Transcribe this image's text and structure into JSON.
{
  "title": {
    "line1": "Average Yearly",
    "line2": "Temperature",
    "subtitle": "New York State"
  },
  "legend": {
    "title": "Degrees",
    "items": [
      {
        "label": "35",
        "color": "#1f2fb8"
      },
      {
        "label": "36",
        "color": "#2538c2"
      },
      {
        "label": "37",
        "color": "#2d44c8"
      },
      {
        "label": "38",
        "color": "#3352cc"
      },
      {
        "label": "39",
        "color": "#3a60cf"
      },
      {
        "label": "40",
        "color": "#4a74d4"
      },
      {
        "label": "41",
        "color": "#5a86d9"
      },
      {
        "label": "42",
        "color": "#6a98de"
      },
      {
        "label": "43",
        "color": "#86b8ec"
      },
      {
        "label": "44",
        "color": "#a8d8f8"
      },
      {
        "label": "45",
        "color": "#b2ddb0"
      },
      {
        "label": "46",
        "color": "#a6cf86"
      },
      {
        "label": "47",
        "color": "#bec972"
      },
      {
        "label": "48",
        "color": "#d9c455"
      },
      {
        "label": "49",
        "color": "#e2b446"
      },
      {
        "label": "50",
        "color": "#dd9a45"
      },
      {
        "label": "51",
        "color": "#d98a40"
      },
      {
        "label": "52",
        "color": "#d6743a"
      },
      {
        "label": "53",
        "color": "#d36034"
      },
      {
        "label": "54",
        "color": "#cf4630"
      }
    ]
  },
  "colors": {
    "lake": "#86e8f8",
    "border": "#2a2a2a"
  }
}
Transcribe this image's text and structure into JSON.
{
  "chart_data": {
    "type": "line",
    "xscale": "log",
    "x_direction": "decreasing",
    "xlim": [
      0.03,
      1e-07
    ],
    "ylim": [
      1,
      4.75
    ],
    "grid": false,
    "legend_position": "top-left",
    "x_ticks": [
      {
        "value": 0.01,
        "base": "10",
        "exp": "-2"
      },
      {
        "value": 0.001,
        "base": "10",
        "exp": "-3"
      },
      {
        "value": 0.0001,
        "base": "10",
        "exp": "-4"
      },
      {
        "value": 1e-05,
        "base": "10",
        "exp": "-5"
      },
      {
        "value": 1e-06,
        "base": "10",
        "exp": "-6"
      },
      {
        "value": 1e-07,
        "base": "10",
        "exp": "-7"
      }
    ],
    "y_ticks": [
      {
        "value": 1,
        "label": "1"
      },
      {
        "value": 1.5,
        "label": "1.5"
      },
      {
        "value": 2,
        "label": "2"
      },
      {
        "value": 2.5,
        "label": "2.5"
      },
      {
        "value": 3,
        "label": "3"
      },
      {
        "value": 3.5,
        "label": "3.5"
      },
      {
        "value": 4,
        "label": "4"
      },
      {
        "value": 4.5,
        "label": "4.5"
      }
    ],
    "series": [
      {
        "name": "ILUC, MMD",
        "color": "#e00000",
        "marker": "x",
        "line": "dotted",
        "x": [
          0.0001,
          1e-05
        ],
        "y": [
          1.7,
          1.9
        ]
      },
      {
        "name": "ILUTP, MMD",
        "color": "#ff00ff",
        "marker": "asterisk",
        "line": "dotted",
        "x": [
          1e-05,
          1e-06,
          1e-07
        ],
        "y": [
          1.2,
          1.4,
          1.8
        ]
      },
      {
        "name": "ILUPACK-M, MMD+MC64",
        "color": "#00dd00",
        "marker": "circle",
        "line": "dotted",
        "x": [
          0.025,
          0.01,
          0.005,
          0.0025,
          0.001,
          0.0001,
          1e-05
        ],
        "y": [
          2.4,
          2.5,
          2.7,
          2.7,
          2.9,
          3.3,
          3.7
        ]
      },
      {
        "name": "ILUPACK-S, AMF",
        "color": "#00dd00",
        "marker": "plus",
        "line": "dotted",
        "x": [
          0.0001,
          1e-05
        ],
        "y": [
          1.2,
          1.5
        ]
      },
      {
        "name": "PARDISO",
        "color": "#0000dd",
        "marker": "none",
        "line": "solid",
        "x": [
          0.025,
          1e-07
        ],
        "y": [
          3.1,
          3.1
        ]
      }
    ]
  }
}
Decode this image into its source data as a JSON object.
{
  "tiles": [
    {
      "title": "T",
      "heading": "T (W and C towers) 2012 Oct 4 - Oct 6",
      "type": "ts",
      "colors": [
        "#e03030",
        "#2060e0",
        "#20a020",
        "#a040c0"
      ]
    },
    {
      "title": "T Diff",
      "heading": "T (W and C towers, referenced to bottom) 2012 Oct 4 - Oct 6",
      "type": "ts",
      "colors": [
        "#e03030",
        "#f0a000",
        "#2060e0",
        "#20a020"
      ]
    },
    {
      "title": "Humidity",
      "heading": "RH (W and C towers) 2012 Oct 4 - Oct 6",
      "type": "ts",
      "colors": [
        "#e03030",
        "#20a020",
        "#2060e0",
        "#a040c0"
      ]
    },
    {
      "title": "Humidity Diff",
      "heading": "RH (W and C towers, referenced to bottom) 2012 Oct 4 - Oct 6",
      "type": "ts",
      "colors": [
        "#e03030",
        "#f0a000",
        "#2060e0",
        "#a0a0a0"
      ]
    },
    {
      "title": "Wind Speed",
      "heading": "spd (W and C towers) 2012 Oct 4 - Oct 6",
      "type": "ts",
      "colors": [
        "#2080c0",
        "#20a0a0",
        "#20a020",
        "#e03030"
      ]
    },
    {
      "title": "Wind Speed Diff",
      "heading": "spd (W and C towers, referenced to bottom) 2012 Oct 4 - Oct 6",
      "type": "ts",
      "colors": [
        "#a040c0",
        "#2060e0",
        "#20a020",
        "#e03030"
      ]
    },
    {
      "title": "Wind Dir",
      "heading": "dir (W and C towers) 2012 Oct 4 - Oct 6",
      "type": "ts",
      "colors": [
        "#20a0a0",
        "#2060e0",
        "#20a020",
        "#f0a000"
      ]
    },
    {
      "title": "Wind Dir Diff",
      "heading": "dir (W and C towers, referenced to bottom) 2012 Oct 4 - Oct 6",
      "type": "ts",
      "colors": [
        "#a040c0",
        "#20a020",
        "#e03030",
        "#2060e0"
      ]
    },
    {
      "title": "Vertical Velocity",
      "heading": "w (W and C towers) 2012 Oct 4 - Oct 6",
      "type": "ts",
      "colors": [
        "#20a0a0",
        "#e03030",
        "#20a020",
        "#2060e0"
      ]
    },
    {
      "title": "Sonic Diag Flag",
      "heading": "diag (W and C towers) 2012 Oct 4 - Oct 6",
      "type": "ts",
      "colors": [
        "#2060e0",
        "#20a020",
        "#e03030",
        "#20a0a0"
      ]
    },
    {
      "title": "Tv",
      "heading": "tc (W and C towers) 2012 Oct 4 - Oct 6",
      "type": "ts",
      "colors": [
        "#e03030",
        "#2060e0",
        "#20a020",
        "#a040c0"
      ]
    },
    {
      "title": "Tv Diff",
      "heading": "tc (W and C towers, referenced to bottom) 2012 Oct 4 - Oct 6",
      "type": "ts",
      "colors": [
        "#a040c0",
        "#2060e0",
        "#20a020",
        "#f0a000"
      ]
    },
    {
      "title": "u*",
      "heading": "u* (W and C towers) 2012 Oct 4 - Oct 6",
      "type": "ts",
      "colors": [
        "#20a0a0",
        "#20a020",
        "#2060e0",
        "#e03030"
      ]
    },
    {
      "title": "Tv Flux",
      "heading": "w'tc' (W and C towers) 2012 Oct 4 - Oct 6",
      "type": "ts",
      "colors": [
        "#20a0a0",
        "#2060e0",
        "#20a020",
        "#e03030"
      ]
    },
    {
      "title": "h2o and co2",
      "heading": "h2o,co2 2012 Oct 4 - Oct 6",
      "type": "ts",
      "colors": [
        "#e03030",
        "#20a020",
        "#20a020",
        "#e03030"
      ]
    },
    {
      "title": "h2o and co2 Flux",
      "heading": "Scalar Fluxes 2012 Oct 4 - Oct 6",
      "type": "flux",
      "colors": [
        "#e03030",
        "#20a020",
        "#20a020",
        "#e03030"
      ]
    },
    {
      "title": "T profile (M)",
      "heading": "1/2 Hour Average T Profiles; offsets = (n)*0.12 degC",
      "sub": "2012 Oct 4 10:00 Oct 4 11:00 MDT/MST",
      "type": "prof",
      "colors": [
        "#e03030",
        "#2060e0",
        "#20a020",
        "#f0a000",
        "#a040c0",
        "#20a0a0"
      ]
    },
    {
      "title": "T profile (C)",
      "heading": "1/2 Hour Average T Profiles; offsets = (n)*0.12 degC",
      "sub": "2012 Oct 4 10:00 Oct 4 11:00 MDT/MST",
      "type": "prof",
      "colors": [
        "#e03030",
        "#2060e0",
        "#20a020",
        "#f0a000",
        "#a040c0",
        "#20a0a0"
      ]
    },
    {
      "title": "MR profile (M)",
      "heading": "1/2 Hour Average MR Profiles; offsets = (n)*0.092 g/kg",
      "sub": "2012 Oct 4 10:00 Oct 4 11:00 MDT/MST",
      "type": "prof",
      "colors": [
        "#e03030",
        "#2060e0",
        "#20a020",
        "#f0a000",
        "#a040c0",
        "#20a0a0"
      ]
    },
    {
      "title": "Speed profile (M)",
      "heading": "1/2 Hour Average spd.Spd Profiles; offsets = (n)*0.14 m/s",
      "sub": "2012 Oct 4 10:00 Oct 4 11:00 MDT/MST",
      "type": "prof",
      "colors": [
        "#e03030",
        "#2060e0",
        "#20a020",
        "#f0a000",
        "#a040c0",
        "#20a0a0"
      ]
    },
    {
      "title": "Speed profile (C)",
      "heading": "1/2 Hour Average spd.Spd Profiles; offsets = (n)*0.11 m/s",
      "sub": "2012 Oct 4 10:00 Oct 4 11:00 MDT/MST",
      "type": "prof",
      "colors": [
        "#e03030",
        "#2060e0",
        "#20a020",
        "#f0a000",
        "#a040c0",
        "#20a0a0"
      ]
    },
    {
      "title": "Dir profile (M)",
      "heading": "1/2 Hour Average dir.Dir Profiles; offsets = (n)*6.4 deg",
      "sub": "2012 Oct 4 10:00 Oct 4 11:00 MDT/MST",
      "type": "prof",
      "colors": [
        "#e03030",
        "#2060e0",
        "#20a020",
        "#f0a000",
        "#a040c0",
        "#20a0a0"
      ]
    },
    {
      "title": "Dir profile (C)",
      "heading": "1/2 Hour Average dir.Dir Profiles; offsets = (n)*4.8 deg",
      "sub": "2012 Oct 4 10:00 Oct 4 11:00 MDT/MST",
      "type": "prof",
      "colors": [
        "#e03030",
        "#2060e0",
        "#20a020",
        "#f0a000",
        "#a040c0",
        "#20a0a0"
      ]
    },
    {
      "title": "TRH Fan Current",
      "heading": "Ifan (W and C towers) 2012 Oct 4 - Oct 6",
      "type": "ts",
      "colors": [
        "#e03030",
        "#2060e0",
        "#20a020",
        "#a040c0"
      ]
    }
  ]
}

----------

▸ **Task to complete**
Search the material above for "marker". Pull out each line where it shows up.

▸ **Written response**
        "marker": "x",
        "marker": "asterisk",
        "marker": "circle",
        "marker": "plus",
        "marker": "none",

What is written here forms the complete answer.